Your copy of the material below should match it exactly, except that it holds no pictures.

RECORDS SHOWN
··········

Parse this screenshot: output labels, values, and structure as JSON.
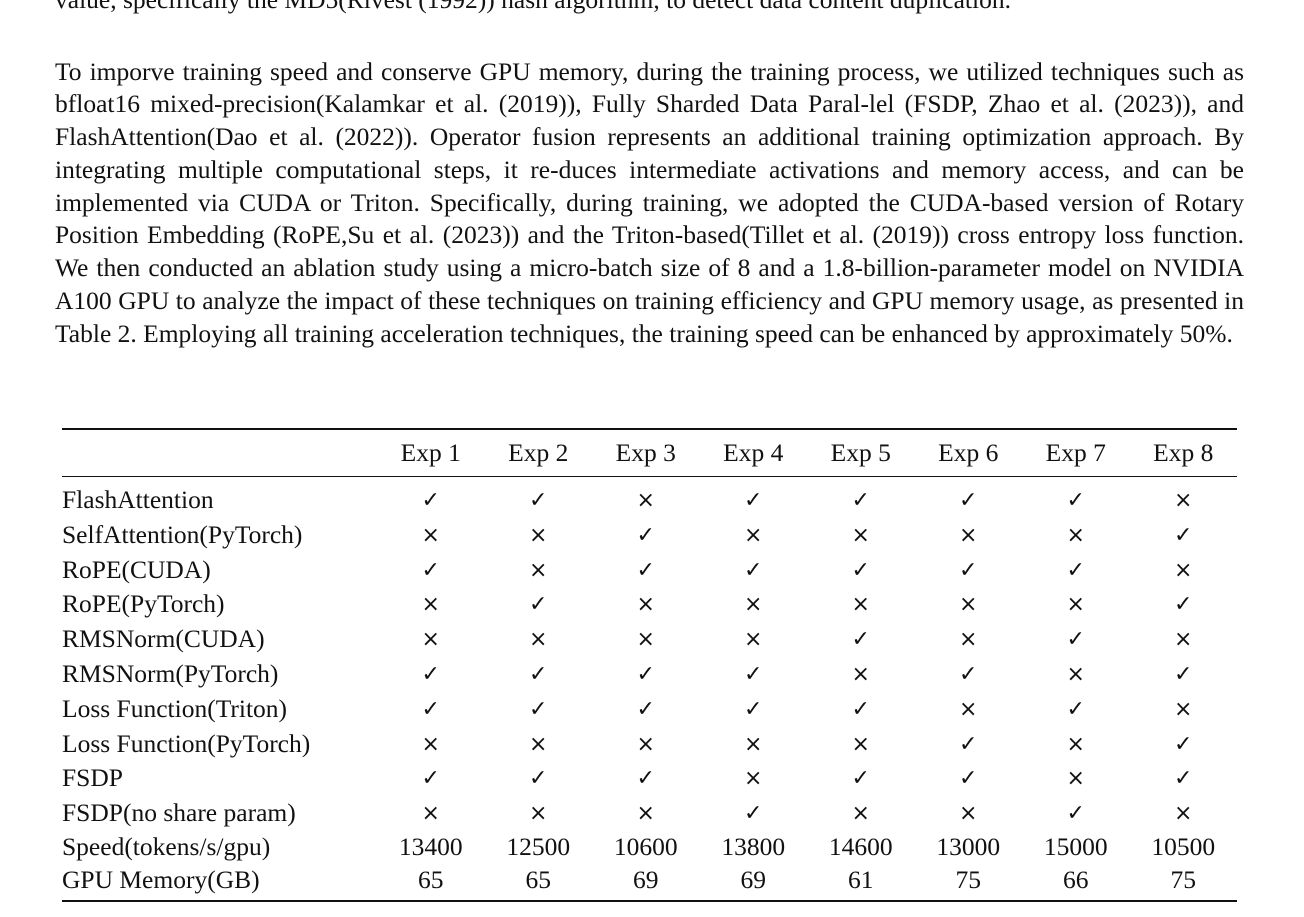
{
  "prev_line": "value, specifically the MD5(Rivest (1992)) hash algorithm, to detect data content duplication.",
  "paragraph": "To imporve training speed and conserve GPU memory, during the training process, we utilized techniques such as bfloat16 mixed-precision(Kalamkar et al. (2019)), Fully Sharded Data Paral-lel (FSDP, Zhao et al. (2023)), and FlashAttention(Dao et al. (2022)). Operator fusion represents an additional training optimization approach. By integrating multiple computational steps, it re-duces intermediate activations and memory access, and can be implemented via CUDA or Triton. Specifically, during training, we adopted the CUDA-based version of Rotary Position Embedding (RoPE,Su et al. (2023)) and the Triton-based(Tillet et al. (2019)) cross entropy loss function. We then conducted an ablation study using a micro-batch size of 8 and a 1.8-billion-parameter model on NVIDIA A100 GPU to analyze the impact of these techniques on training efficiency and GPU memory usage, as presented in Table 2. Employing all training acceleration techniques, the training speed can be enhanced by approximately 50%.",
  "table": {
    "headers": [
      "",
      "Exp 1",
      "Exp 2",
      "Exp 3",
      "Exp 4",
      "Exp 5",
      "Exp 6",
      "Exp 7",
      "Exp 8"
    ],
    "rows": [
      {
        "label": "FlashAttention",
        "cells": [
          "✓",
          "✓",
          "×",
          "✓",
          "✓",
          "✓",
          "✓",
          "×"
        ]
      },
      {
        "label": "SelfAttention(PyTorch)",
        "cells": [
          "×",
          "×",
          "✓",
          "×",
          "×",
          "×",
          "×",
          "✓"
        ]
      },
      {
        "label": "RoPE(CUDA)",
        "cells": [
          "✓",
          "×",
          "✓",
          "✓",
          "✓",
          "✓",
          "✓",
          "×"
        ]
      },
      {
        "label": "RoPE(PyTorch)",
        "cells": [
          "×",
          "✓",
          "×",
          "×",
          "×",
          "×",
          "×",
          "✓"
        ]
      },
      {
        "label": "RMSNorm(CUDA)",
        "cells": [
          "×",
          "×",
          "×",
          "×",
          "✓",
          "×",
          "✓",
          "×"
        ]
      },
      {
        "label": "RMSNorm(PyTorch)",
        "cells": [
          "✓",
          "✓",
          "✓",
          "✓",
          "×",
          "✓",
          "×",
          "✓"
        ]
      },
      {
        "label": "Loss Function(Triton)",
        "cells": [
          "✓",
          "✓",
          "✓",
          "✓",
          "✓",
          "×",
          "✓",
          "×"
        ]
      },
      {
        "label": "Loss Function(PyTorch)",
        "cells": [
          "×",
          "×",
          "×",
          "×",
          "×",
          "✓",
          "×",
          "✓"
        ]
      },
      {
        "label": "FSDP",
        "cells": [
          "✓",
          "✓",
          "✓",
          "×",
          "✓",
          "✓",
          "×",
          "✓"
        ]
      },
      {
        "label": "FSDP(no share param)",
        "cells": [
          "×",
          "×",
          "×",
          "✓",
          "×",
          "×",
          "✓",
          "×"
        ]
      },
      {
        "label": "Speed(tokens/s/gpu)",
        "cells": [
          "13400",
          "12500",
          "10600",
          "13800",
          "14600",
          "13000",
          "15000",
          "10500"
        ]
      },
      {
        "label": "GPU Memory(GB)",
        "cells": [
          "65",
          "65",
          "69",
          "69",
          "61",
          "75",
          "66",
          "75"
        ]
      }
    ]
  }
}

··········

ANSWER FOR THIS EXERCISE
Parse this screenshot: output labels, values, and structure as JSON.
{
  "prev_line": "value, specifically the MD5(Rivest (1992)) hash algorithm, to detect data content duplication.",
  "paragraph": "To imporve training speed and conserve GPU memory, during the training process, we utilized techniques such as bfloat16 mixed-precision(Kalamkar et al. (2019)), Fully Sharded Data Paral-lel (FSDP, Zhao et al. (2023)), and FlashAttention(Dao et al. (2022)). Operator fusion represents an additional training optimization approach. By integrating multiple computational steps, it re-duces intermediate activations and memory access, and can be implemented via CUDA or Triton. Specifically, during training, we adopted the CUDA-based version of Rotary Position Embedding (RoPE,Su et al. (2023)) and the Triton-based(Tillet et al. (2019)) cross entropy loss function. We then conducted an ablation study using a micro-batch size of 8 and a 1.8-billion-parameter model on NVIDIA A100 GPU to analyze the impact of these techniques on training efficiency and GPU memory usage, as presented in Table 2. Employing all training acceleration techniques, the training speed can be enhanced by approximately 50%.",
  "table": {
    "headers": [
      "",
      "Exp 1",
      "Exp 2",
      "Exp 3",
      "Exp 4",
      "Exp 5",
      "Exp 6",
      "Exp 7",
      "Exp 8"
    ],
    "rows": [
      {
        "label": "FlashAttention",
        "cells": [
          "✓",
          "✓",
          "×",
          "✓",
          "✓",
          "✓",
          "✓",
          "×"
        ]
      },
      {
        "label": "SelfAttention(PyTorch)",
        "cells": [
          "×",
          "×",
          "✓",
          "×",
          "×",
          "×",
          "×",
          "✓"
        ]
      },
      {
        "label": "RoPE(CUDA)",
        "cells": [
          "✓",
          "×",
          "✓",
          "✓",
          "✓",
          "✓",
          "✓",
          "×"
        ]
      },
      {
        "label": "RoPE(PyTorch)",
        "cells": [
          "×",
          "✓",
          "×",
          "×",
          "×",
          "×",
          "×",
          "✓"
        ]
      },
      {
        "label": "RMSNorm(CUDA)",
        "cells": [
          "×",
          "×",
          "×",
          "×",
          "✓",
          "×",
          "✓",
          "×"
        ]
      },
      {
        "label": "RMSNorm(PyTorch)",
        "cells": [
          "✓",
          "✓",
          "✓",
          "✓",
          "×",
          "✓",
          "×",
          "✓"
        ]
      },
      {
        "label": "Loss Function(Triton)",
        "cells": [
          "✓",
          "✓",
          "✓",
          "✓",
          "✓",
          "×",
          "✓",
          "×"
        ]
      },
      {
        "label": "Loss Function(PyTorch)",
        "cells": [
          "×",
          "×",
          "×",
          "×",
          "×",
          "✓",
          "×",
          "✓"
        ]
      },
      {
        "label": "FSDP",
        "cells": [
          "✓",
          "✓",
          "✓",
          "×",
          "✓",
          "✓",
          "×",
          "✓"
        ]
      },
      {
        "label": "FSDP(no share param)",
        "cells": [
          "×",
          "×",
          "×",
          "✓",
          "×",
          "×",
          "✓",
          "×"
        ]
      },
      {
        "label": "Speed(tokens/s/gpu)",
        "cells": [
          "13400",
          "12500",
          "10600",
          "13800",
          "14600",
          "13000",
          "15000",
          "10500"
        ]
      },
      {
        "label": "GPU Memory(GB)",
        "cells": [
          "65",
          "65",
          "69",
          "69",
          "61",
          "75",
          "66",
          "75"
        ]
      }
    ]
  }
}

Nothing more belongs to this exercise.